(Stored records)

======

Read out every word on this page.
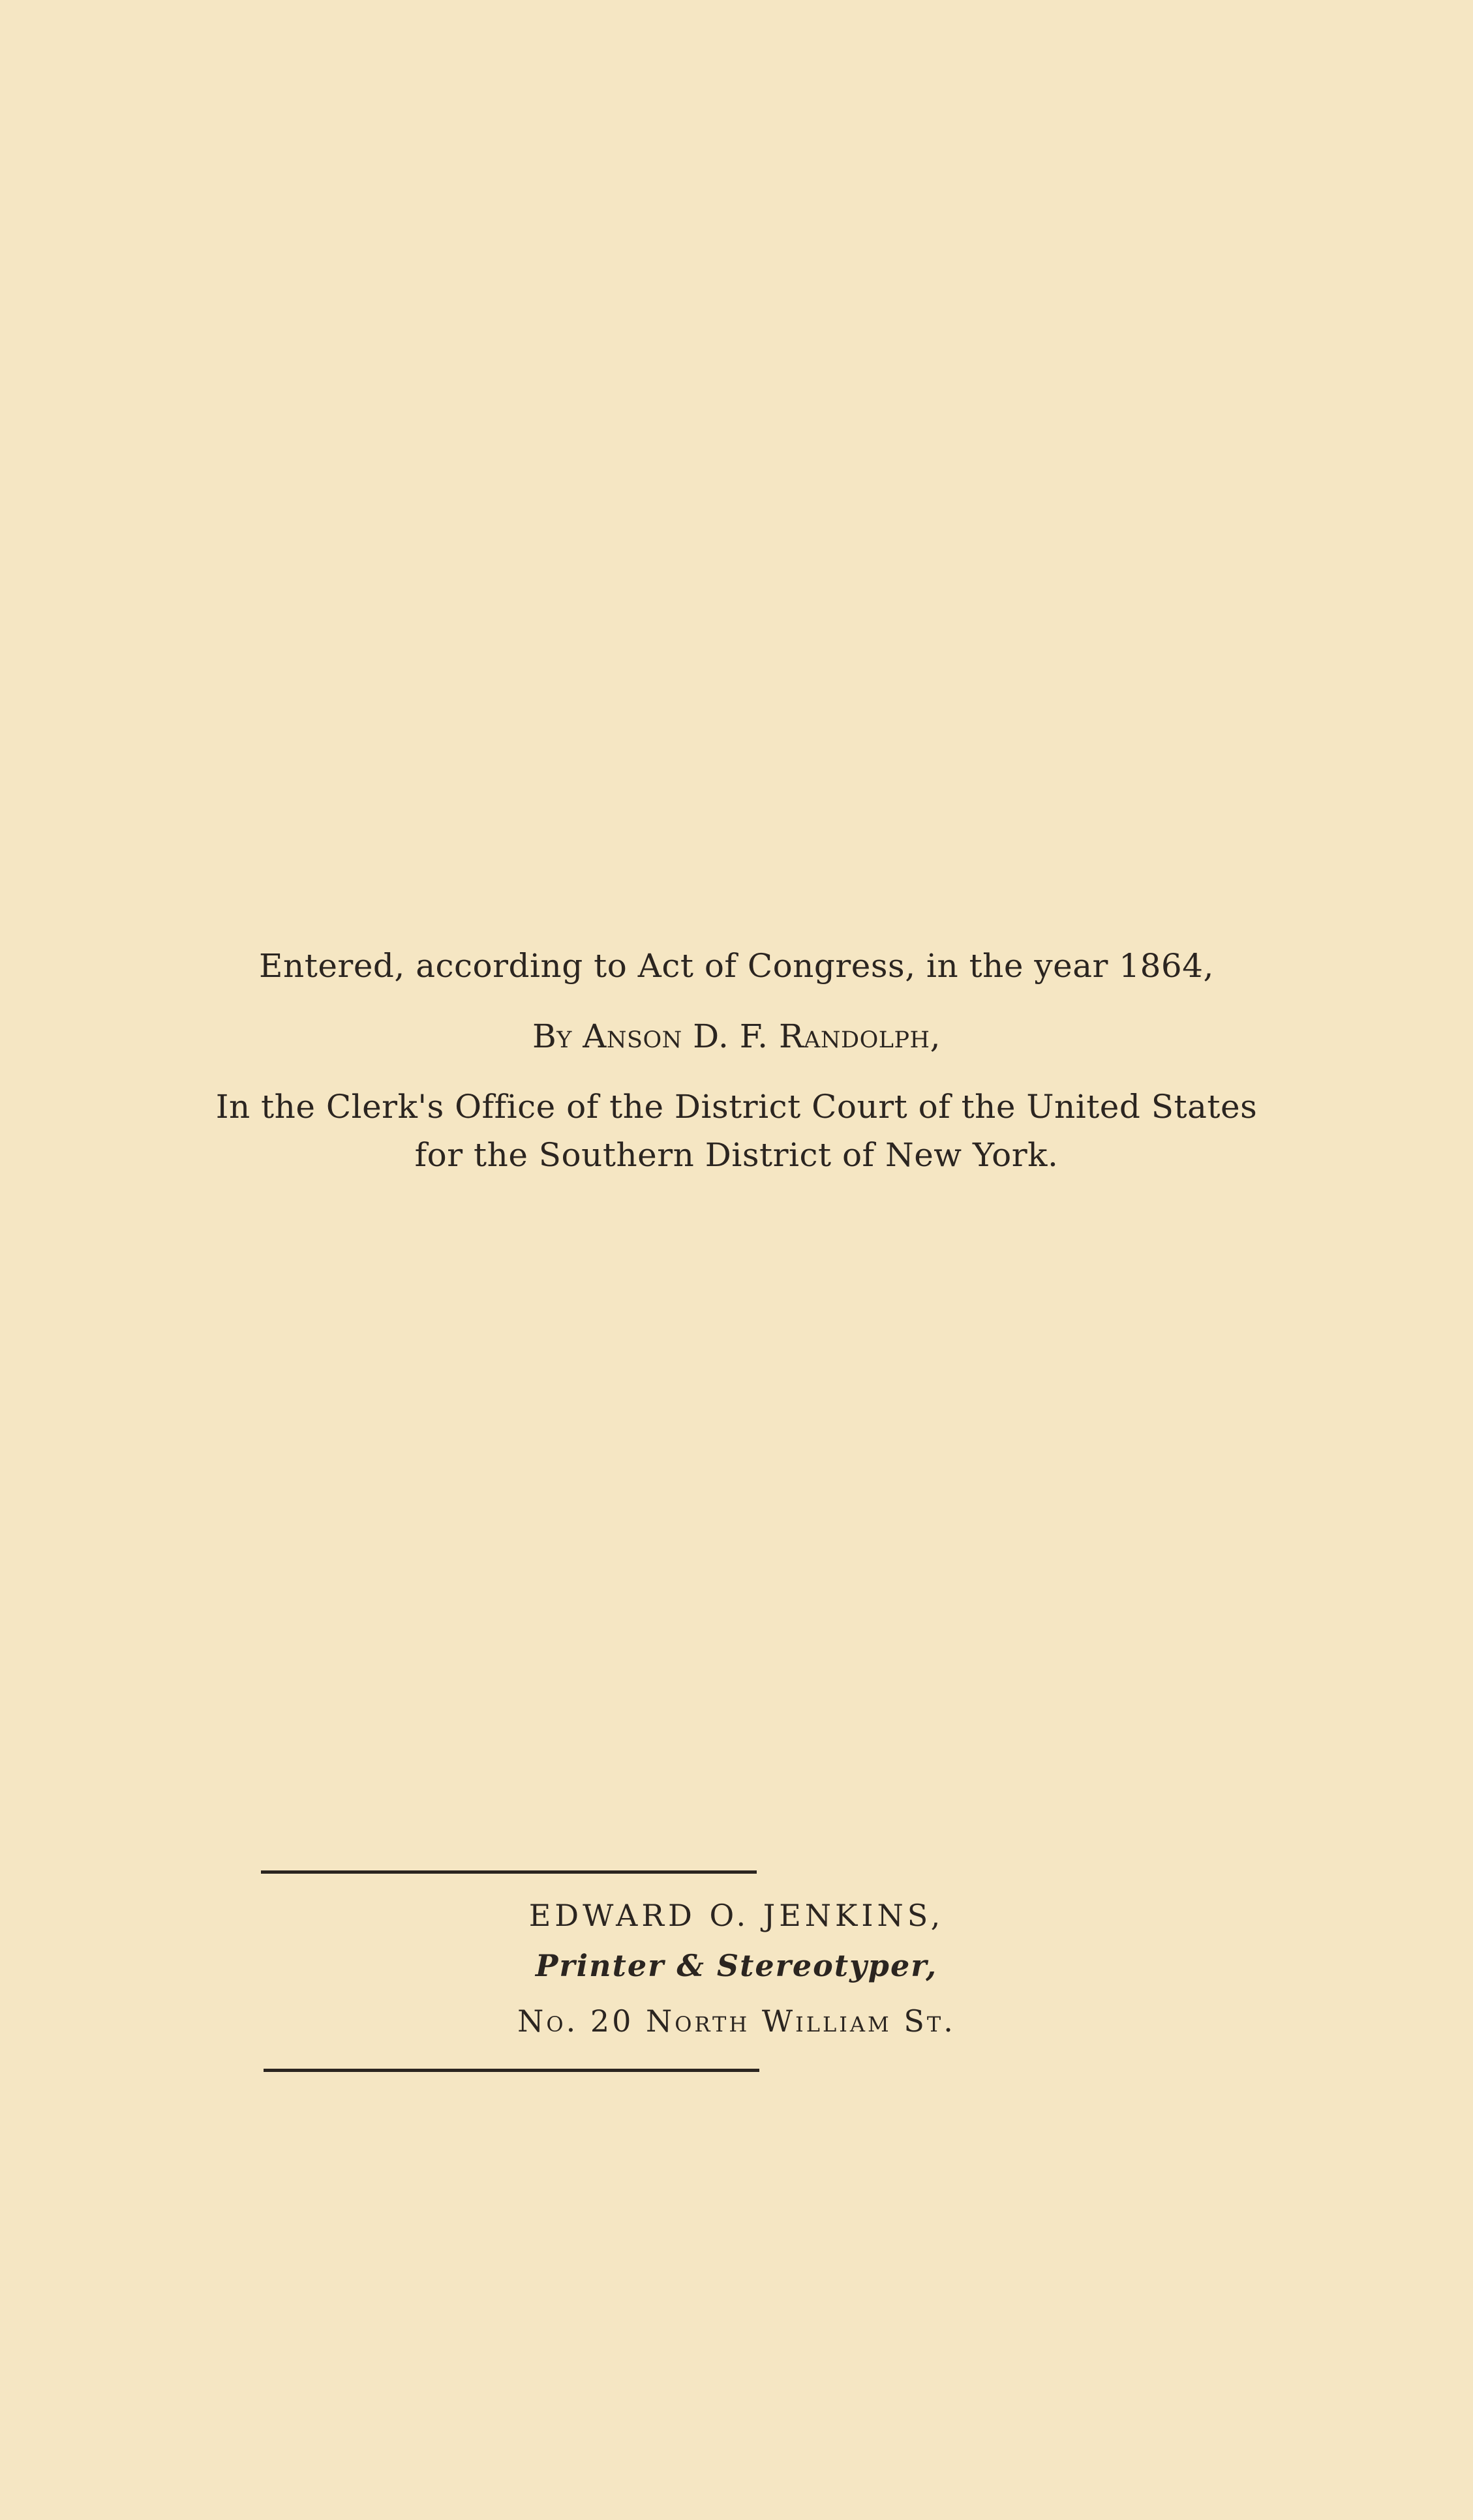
Entered, according to Act of Congress, in the year 1864,
By Anson D. F. Randolph,
In the Clerk's Office of the District Court of the United States
for the Southern District of New York.
EDWARD O. JENKINS,
Printer & Stereotyper,
No. 20 North William St.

======

OBJECTIVE —
Print out the lines exactly, skipping any picture.

EXERCISE RESULT —
Read out every word on this page.
Entered, according to Act of Congress, in the year 1864,
By Anson D. F. Randolph,
In the Clerk's Office of the District Court of the United States
for the Southern District of New York.
EDWARD O. JENKINS,
Printer & Stereotyper,
No. 20 North William St.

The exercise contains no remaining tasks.